Records supplied:
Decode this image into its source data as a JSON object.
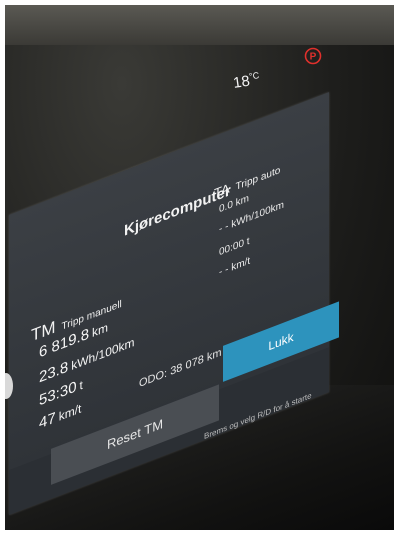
{
  "status_bar": {
    "temperature": "18",
    "temperature_unit": "°C",
    "parking_icon": "parking-brake-icon",
    "parking_color": "#e0302c"
  },
  "dialog": {
    "title": "Kjørecomputer",
    "trip_manual": {
      "code": "TM",
      "label": "Tripp manuell",
      "distance": "6 819.8",
      "distance_unit": "km",
      "consumption": "23.8",
      "consumption_unit": "kWh/100km",
      "time": "53:30",
      "time_unit": "t",
      "speed": "47",
      "speed_unit": "km/t"
    },
    "trip_auto": {
      "code": "TA",
      "label": "Tripp auto",
      "distance": "0.0 km",
      "consumption": "- - kWh/100km",
      "time": "00:00 t",
      "speed": "- - km/t"
    },
    "odo_label": "ODO:",
    "odo_value": "38 078",
    "odo_unit": "km",
    "close_button": "Lukk",
    "reset_button": "Reset TM",
    "hint": "Brems og velg R/D for å starte",
    "accent_color": "#2d93bd"
  }
}
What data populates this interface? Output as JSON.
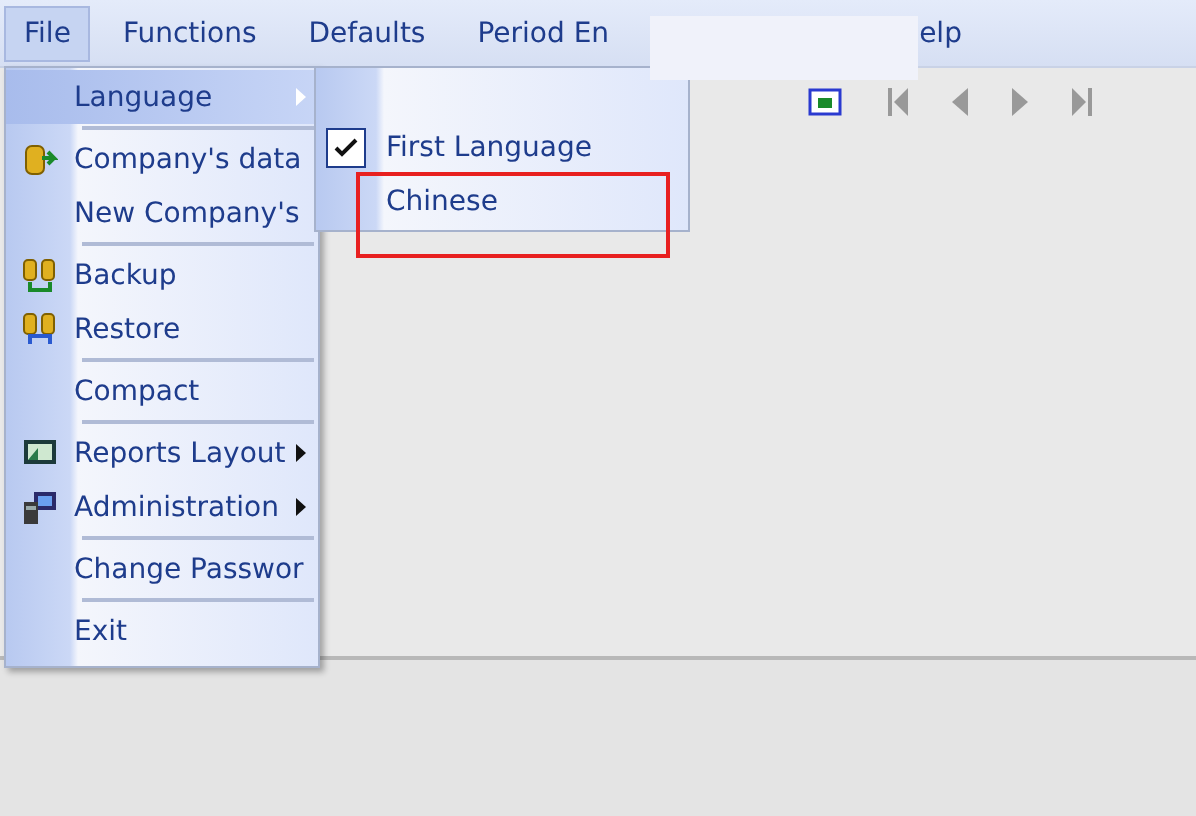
{
  "menu_bar": {
    "items": [
      {
        "label": "File",
        "selected": true
      },
      {
        "label": "Functions",
        "selected": false
      },
      {
        "label": "Defaults",
        "selected": false
      },
      {
        "label": "Period En",
        "selected": false
      },
      {
        "label": "elp",
        "selected": false
      }
    ]
  },
  "file_menu": {
    "items": [
      {
        "kind": "item",
        "label": "Language",
        "submenu": true,
        "selected": true
      },
      {
        "kind": "separator"
      },
      {
        "kind": "item",
        "label": "Company's data",
        "submenu": false,
        "selected": false
      },
      {
        "kind": "item",
        "label": "New Company's",
        "submenu": false,
        "selected": false
      },
      {
        "kind": "separator"
      },
      {
        "kind": "item",
        "label": "Backup",
        "submenu": false,
        "selected": false
      },
      {
        "kind": "item",
        "label": "Restore",
        "submenu": false,
        "selected": false
      },
      {
        "kind": "separator"
      },
      {
        "kind": "item",
        "label": "Compact",
        "submenu": false,
        "selected": false
      },
      {
        "kind": "separator"
      },
      {
        "kind": "item",
        "label": "Reports Layout",
        "submenu": true,
        "selected": false
      },
      {
        "kind": "item",
        "label": "Administration",
        "submenu": true,
        "selected": false
      },
      {
        "kind": "separator"
      },
      {
        "kind": "item",
        "label": "Change Passwor",
        "submenu": false,
        "selected": false
      },
      {
        "kind": "separator"
      },
      {
        "kind": "item",
        "label": "Exit",
        "submenu": false,
        "selected": false
      }
    ]
  },
  "language_submenu": {
    "items": [
      {
        "label": "First Language",
        "checked": true,
        "annotated": false
      },
      {
        "label": "Chinese",
        "checked": false,
        "annotated": true
      }
    ]
  }
}
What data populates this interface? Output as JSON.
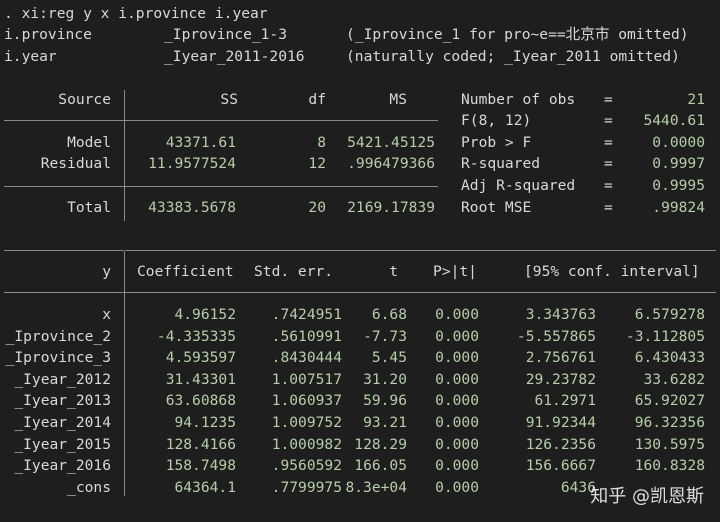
{
  "command": ". xi:reg y x i.province i.year",
  "xi_lines": [
    {
      "var": "i.province",
      "dummy": "_Iprovince_1-3",
      "note": "(_Iprovince_1 for pro~e==北京市 omitted)"
    },
    {
      "var": "i.year",
      "dummy": "_Iyear_2011-2016",
      "note": "(naturally coded; _Iyear_2011 omitted)"
    }
  ],
  "anova": {
    "headers": {
      "source": "Source",
      "ss": "SS",
      "df": "df",
      "ms": "MS"
    },
    "rows": [
      {
        "source": "Model",
        "ss": "43371.61",
        "df": "8",
        "ms": "5421.45125"
      },
      {
        "source": "Residual",
        "ss": "11.9577524",
        "df": "12",
        "ms": ".996479366"
      }
    ],
    "total": {
      "source": "Total",
      "ss": "43383.5678",
      "df": "20",
      "ms": "2169.17839"
    }
  },
  "stats": [
    {
      "label": "Number of obs",
      "eq": "=",
      "value": "21"
    },
    {
      "label": "F(8, 12)",
      "eq": "=",
      "value": "5440.61"
    },
    {
      "label": "Prob > F",
      "eq": "=",
      "value": "0.0000"
    },
    {
      "label": "R-squared",
      "eq": "=",
      "value": "0.9997"
    },
    {
      "label": "Adj R-squared",
      "eq": "=",
      "value": "0.9995"
    },
    {
      "label": "Root MSE",
      "eq": "=",
      "value": ".99824"
    }
  ],
  "coef_table": {
    "headers": {
      "y": "y",
      "coef": "Coefficient",
      "se": "Std. err.",
      "t": "t",
      "p": "P>|t|",
      "ci": "[95% conf. interval]"
    },
    "rows": [
      {
        "var": "x",
        "coef": "4.96152",
        "se": ".7424951",
        "t": "6.68",
        "p": "0.000",
        "lo": "3.343763",
        "hi": "6.579278"
      },
      {
        "var": "_Iprovince_2",
        "coef": "-4.335335",
        "se": ".5610991",
        "t": "-7.73",
        "p": "0.000",
        "lo": "-5.557865",
        "hi": "-3.112805"
      },
      {
        "var": "_Iprovince_3",
        "coef": "4.593597",
        "se": ".8430444",
        "t": "5.45",
        "p": "0.000",
        "lo": "2.756761",
        "hi": "6.430433"
      },
      {
        "var": "_Iyear_2012",
        "coef": "31.43301",
        "se": "1.007517",
        "t": "31.20",
        "p": "0.000",
        "lo": "29.23782",
        "hi": "33.6282"
      },
      {
        "var": "_Iyear_2013",
        "coef": "63.60868",
        "se": "1.060937",
        "t": "59.96",
        "p": "0.000",
        "lo": "61.2971",
        "hi": "65.92027"
      },
      {
        "var": "_Iyear_2014",
        "coef": "94.1235",
        "se": "1.009752",
        "t": "93.21",
        "p": "0.000",
        "lo": "91.92344",
        "hi": "96.32356"
      },
      {
        "var": "_Iyear_2015",
        "coef": "128.4166",
        "se": "1.000982",
        "t": "128.29",
        "p": "0.000",
        "lo": "126.2356",
        "hi": "130.5975"
      },
      {
        "var": "_Iyear_2016",
        "coef": "158.7498",
        "se": ".9560592",
        "t": "166.05",
        "p": "0.000",
        "lo": "156.6667",
        "hi": "160.8328"
      },
      {
        "var": "_cons",
        "coef": "64364.1",
        "se": ".7799975",
        "t": "8.3e+04",
        "p": "0.000",
        "lo": "6436",
        "hi": ""
      }
    ]
  },
  "watermark": "知乎 @凯恩斯",
  "colors": {
    "background": "#1e1e1e",
    "text": "#d8d8d8",
    "values": "#b5cea8",
    "rule": "#8a8a8a"
  }
}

Task objective: With the pictures left out, transcribe the material exactly.

Exercise response:
Decode this image into its source data as a JSON object.
{
  "status_bar": {
    "temperature": "18",
    "temperature_unit": "°C",
    "parking_icon": "parking-brake-icon",
    "parking_color": "#e0302c"
  },
  "dialog": {
    "title": "Kjørecomputer",
    "trip_manual": {
      "code": "TM",
      "label": "Tripp manuell",
      "distance": "6 819.8",
      "distance_unit": "km",
      "consumption": "23.8",
      "consumption_unit": "kWh/100km",
      "time": "53:30",
      "time_unit": "t",
      "speed": "47",
      "speed_unit": "km/t"
    },
    "trip_auto": {
      "code": "TA",
      "label": "Tripp auto",
      "distance": "0.0 km",
      "consumption": "- - kWh/100km",
      "time": "00:00 t",
      "speed": "- - km/t"
    },
    "odo_label": "ODO:",
    "odo_value": "38 078",
    "odo_unit": "km",
    "close_button": "Lukk",
    "reset_button": "Reset TM",
    "hint": "Brems og velg R/D for å starte",
    "accent_color": "#2d93bd"
  }
}
What data populates this interface? Output as JSON.
{
  "menu_bar": {
    "items": [
      {
        "label": "File",
        "selected": true
      },
      {
        "label": "Functions",
        "selected": false
      },
      {
        "label": "Defaults",
        "selected": false
      },
      {
        "label": "Period En",
        "selected": false
      },
      {
        "label": "elp",
        "selected": false
      }
    ]
  },
  "file_menu": {
    "items": [
      {
        "kind": "item",
        "label": "Language",
        "submenu": true,
        "selected": true
      },
      {
        "kind": "separator"
      },
      {
        "kind": "item",
        "label": "Company's data",
        "submenu": false,
        "selected": false
      },
      {
        "kind": "item",
        "label": "New Company's",
        "submenu": false,
        "selected": false
      },
      {
        "kind": "separator"
      },
      {
        "kind": "item",
        "label": "Backup",
        "submenu": false,
        "selected": false
      },
      {
        "kind": "item",
        "label": "Restore",
        "submenu": false,
        "selected": false
      },
      {
        "kind": "separator"
      },
      {
        "kind": "item",
        "label": "Compact",
        "submenu": false,
        "selected": false
      },
      {
        "kind": "separator"
      },
      {
        "kind": "item",
        "label": "Reports Layout",
        "submenu": true,
        "selected": false
      },
      {
        "kind": "item",
        "label": "Administration",
        "submenu": true,
        "selected": false
      },
      {
        "kind": "separator"
      },
      {
        "kind": "item",
        "label": "Change Passwor",
        "submenu": false,
        "selected": false
      },
      {
        "kind": "separator"
      },
      {
        "kind": "item",
        "label": "Exit",
        "submenu": false,
        "selected": false
      }
    ]
  },
  "language_submenu": {
    "items": [
      {
        "label": "First Language",
        "checked": true,
        "annotated": false
      },
      {
        "label": "Chinese",
        "checked": false,
        "annotated": true
      }
    ]
  }
}
What data populates this interface? Output as JSON.
{
  "command": ". xi:reg y x i.province i.year",
  "xi_lines": [
    {
      "var": "i.province",
      "dummy": "_Iprovince_1-3",
      "note": "(_Iprovince_1 for pro~e==北京市 omitted)"
    },
    {
      "var": "i.year",
      "dummy": "_Iyear_2011-2016",
      "note": "(naturally coded; _Iyear_2011 omitted)"
    }
  ],
  "anova": {
    "headers": {
      "source": "Source",
      "ss": "SS",
      "df": "df",
      "ms": "MS"
    },
    "rows": [
      {
        "source": "Model",
        "ss": "43371.61",
        "df": "8",
        "ms": "5421.45125"
      },
      {
        "source": "Residual",
        "ss": "11.9577524",
        "df": "12",
        "ms": ".996479366"
      }
    ],
    "total": {
      "source": "Total",
      "ss": "43383.5678",
      "df": "20",
      "ms": "2169.17839"
    }
  },
  "stats": [
    {
      "label": "Number of obs",
      "eq": "=",
      "value": "21"
    },
    {
      "label": "F(8, 12)",
      "eq": "=",
      "value": "5440.61"
    },
    {
      "label": "Prob > F",
      "eq": "=",
      "value": "0.0000"
    },
    {
      "label": "R-squared",
      "eq": "=",
      "value": "0.9997"
    },
    {
      "label": "Adj R-squared",
      "eq": "=",
      "value": "0.9995"
    },
    {
      "label": "Root MSE",
      "eq": "=",
      "value": ".99824"
    }
  ],
  "coef_table": {
    "headers": {
      "y": "y",
      "coef": "Coefficient",
      "se": "Std. err.",
      "t": "t",
      "p": "P>|t|",
      "ci": "[95% conf. interval]"
    },
    "rows": [
      {
        "var": "x",
        "coef": "4.96152",
        "se": ".7424951",
        "t": "6.68",
        "p": "0.000",
        "lo": "3.343763",
        "hi": "6.579278"
      },
      {
        "var": "_Iprovince_2",
        "coef": "-4.335335",
        "se": ".5610991",
        "t": "-7.73",
        "p": "0.000",
        "lo": "-5.557865",
        "hi": "-3.112805"
      },
      {
        "var": "_Iprovince_3",
        "coef": "4.593597",
        "se": ".8430444",
        "t": "5.45",
        "p": "0.000",
        "lo": "2.756761",
        "hi": "6.430433"
      },
      {
        "var": "_Iyear_2012",
        "coef": "31.43301",
        "se": "1.007517",
        "t": "31.20",
        "p": "0.000",
        "lo": "29.23782",
        "hi": "33.6282"
      },
      {
        "var": "_Iyear_2013",
        "coef": "63.60868",
        "se": "1.060937",
        "t": "59.96",
        "p": "0.000",
        "lo": "61.2971",
        "hi": "65.92027"
      },
      {
        "var": "_Iyear_2014",
        "coef": "94.1235",
        "se": "1.009752",
        "t": "93.21",
        "p": "0.000",
        "lo": "91.92344",
        "hi": "96.32356"
      },
      {
        "var": "_Iyear_2015",
        "coef": "128.4166",
        "se": "1.000982",
        "t": "128.29",
        "p": "0.000",
        "lo": "126.2356",
        "hi": "130.5975"
      },
      {
        "var": "_Iyear_2016",
        "coef": "158.7498",
        "se": ".9560592",
        "t": "166.05",
        "p": "0.000",
        "lo": "156.6667",
        "hi": "160.8328"
      },
      {
        "var": "_cons",
        "coef": "64364.1",
        "se": ".7799975",
        "t": "8.3e+04",
        "p": "0.000",
        "lo": "6436",
        "hi": ""
      }
    ]
  },
  "watermark": "知乎 @凯恩斯",
  "colors": {
    "background": "#1e1e1e",
    "text": "#d8d8d8",
    "values": "#b5cea8",
    "rule": "#8a8a8a"
  }
}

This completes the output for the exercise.